### Instruction
Repeat each entry exactly and drop the pictures.

--- BEGIN Supplied records ---

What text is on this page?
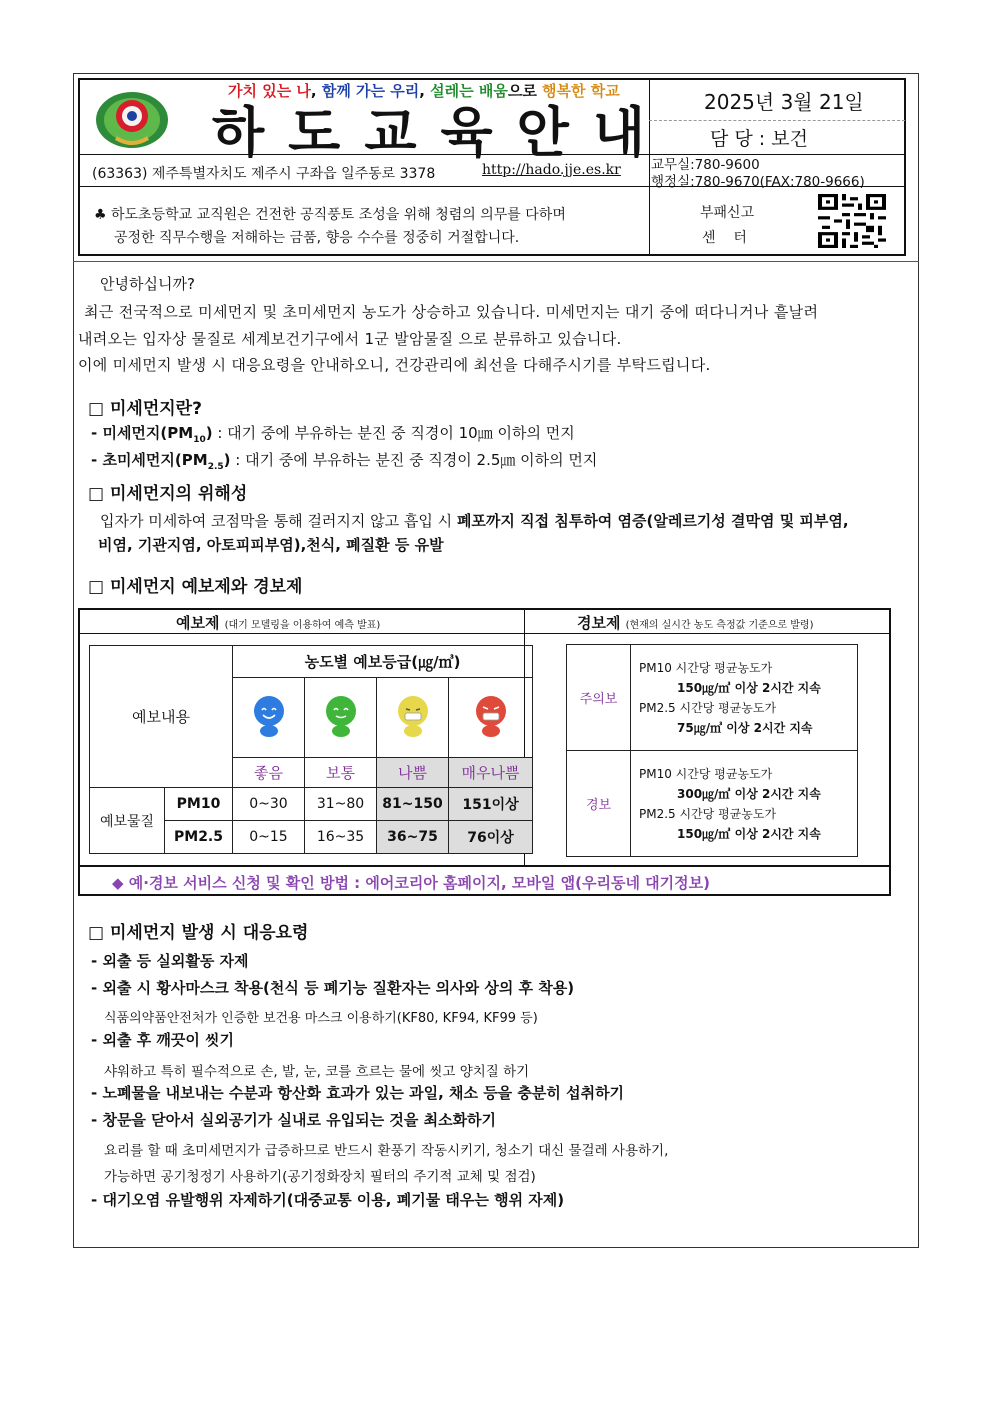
가치 있는 나, 함께 가는 우리, 설레는 배움으로 행복한 학교
하도교육안내 2025년 3월 21일
담 당 : 보건
(63363) 제주특별자치도 제주시 구좌읍 일주동로 3378	http://hado.jje.es.kr 교무실:780-9600
행정실:780-9670(FAX:780-9666)
♣ 하도초등학교 교직원은 건전한 공직풍토 조성을 위해 청렴의 의무를 다하며
공정한 직무수행을 저해하는 금품, 향응 수수를 정중히 거절합니다.
부패신고
센    터
안녕하십니까?
최근 전국적으로 미세먼지 및 초미세먼지 농도가 상승하고 있습니다. 미세먼지는 대기 중에 떠다니거나 흩날려
내려오는 입자상 물질로 세계보건기구에서 1군 발암물질 으로 분류하고 있습니다.
이에 미세먼지 발생 시 대응요령을 안내하오니, 건강관리에 최선을 다해주시기를 부탁드립니다.
□ 미세먼지란?
- 미세먼지$(PM_{10})$ : 대기 중에 부유하는 분진 중 직경이 10㎛ 이하의 먼지
- 초미세먼지$(PM_{2.5})$ : 대기 중에 부유하는 분진 중 직경이 2.5㎛ 이하의 먼지
□ 미세먼지의 위해성
입자가 미세하여 코점막을 통해 걸러지지 않고 흡입 시 폐포까지 직접 침투하여 염증(알레르기성 결막염 및 피부염,
비염, 기관지염, 아토피피부염),천식, 폐질환 등 유발
□ 미세먼지 예보제와 경보제
예보제 (대기 모델링을 이용하여 예측 발표)	경보제 (현재의 실시간 농도 측정값 기준으로 발령)
예보내용		농도별 예보등급(㎍/㎥)			

		좋음	보통	나쁨	매우나쁨
예보물질	PM10	0~30	31~80	81~150	151이상
	PM2.5	0~15	16~35	36~75	76이상
주의보	PM10 시간당 평균농도가
150㎍/㎥ 이상 2시간 지속
PM2.5 시간당 평균농도가
75㎍/㎥ 이상 2시간 지속

경보	PM10 시간당 평균농도가
300㎍/㎥ 이상 2시간 지속
PM2.5 시간당 평균농도가
150㎍/㎥ 이상 2시간 지속
◆ 예·경보 서비스 신청 및 확인 방법 : 에어코리아 홈페이지, 모바일 앱(우리동네 대기정보)
□ 미세먼지 발생 시 대응요령
- 외출 등 실외활동 자제
- 외출 시 황사마스크 착용(천식 등 폐기능 질환자는 의사와 상의 후 착용)
식품의약품안전처가 인증한 보건용 마스크 이용하기(KF80, KF94, KF99 등)
- 외출 후 깨끗이 씻기
샤워하고 특히 필수적으로 손, 발, 눈, 코를 흐르는 물에 씻고 양치질 하기
- 노폐물을 내보내는 수분과 항산화 효과가 있는 과일, 채소 등을 충분히 섭취하기
- 창문을 닫아서 실외공기가 실내로 유입되는 것을 최소화하기
요리를 할 때 초미세먼지가 급증하므로 반드시 환풍기 작동시키기, 청소기 대신 물걸레 사용하기,
가능하면 공기청정기 사용하기(공기정화장치 필터의 주기적 교체 및 점검)
- 대기오염 유발행위 자제하기(대중교통 이용, 폐기물 태우는 행위 자제)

--- END Supplied records ---

### Solution for this problem
What text is on this page?
가치 있는 나, 함께 가는 우리, 설레는 배움으로 행복한 학교
하도교육안내 2025년 3월 21일
담 당 : 보건
(63363) 제주특별자치도 제주시 구좌읍 일주동로 3378	http://hado.jje.es.kr 교무실:780-9600
행정실:780-9670(FAX:780-9666)
♣ 하도초등학교 교직원은 건전한 공직풍토 조성을 위해 청렴의 의무를 다하며
공정한 직무수행을 저해하는 금품, 향응 수수를 정중히 거절합니다.
부패신고
센    터
안녕하십니까?
최근 전국적으로 미세먼지 및 초미세먼지 농도가 상승하고 있습니다. 미세먼지는 대기 중에 떠다니거나 흩날려
내려오는 입자상 물질로 세계보건기구에서 1군 발암물질 으로 분류하고 있습니다.
이에 미세먼지 발생 시 대응요령을 안내하오니, 건강관리에 최선을 다해주시기를 부탁드립니다.
□ 미세먼지란?
- 미세먼지$(PM_{10})$ : 대기 중에 부유하는 분진 중 직경이 10㎛ 이하의 먼지
- 초미세먼지$(PM_{2.5})$ : 대기 중에 부유하는 분진 중 직경이 2.5㎛ 이하의 먼지
□ 미세먼지의 위해성
입자가 미세하여 코점막을 통해 걸러지지 않고 흡입 시 폐포까지 직접 침투하여 염증(알레르기성 결막염 및 피부염,
비염, 기관지염, 아토피피부염),천식, 폐질환 등 유발
□ 미세먼지 예보제와 경보제
예보제 (대기 모델링을 이용하여 예측 발표)	경보제 (현재의 실시간 농도 측정값 기준으로 발령)
예보내용		농도별 예보등급(㎍/㎥)			

		좋음	보통	나쁨	매우나쁨
예보물질	PM10	0~30	31~80	81~150	151이상
	PM2.5	0~15	16~35	36~75	76이상
주의보	PM10 시간당 평균농도가
150㎍/㎥ 이상 2시간 지속
PM2.5 시간당 평균농도가
75㎍/㎥ 이상 2시간 지속

경보	PM10 시간당 평균농도가
300㎍/㎥ 이상 2시간 지속
PM2.5 시간당 평균농도가
150㎍/㎥ 이상 2시간 지속
◆ 예·경보 서비스 신청 및 확인 방법 : 에어코리아 홈페이지, 모바일 앱(우리동네 대기정보)
□ 미세먼지 발생 시 대응요령
- 외출 등 실외활동 자제
- 외출 시 황사마스크 착용(천식 등 폐기능 질환자는 의사와 상의 후 착용)
식품의약품안전처가 인증한 보건용 마스크 이용하기(KF80, KF94, KF99 등)
- 외출 후 깨끗이 씻기
샤워하고 특히 필수적으로 손, 발, 눈, 코를 흐르는 물에 씻고 양치질 하기
- 노폐물을 내보내는 수분과 항산화 효과가 있는 과일, 채소 등을 충분히 섭취하기
- 창문을 닫아서 실외공기가 실내로 유입되는 것을 최소화하기
요리를 할 때 초미세먼지가 급증하므로 반드시 환풍기 작동시키기, 청소기 대신 물걸레 사용하기,
가능하면 공기청정기 사용하기(공기정화장치 필터의 주기적 교체 및 점검)
- 대기오염 유발행위 자제하기(대중교통 이용, 폐기물 태우는 행위 자제)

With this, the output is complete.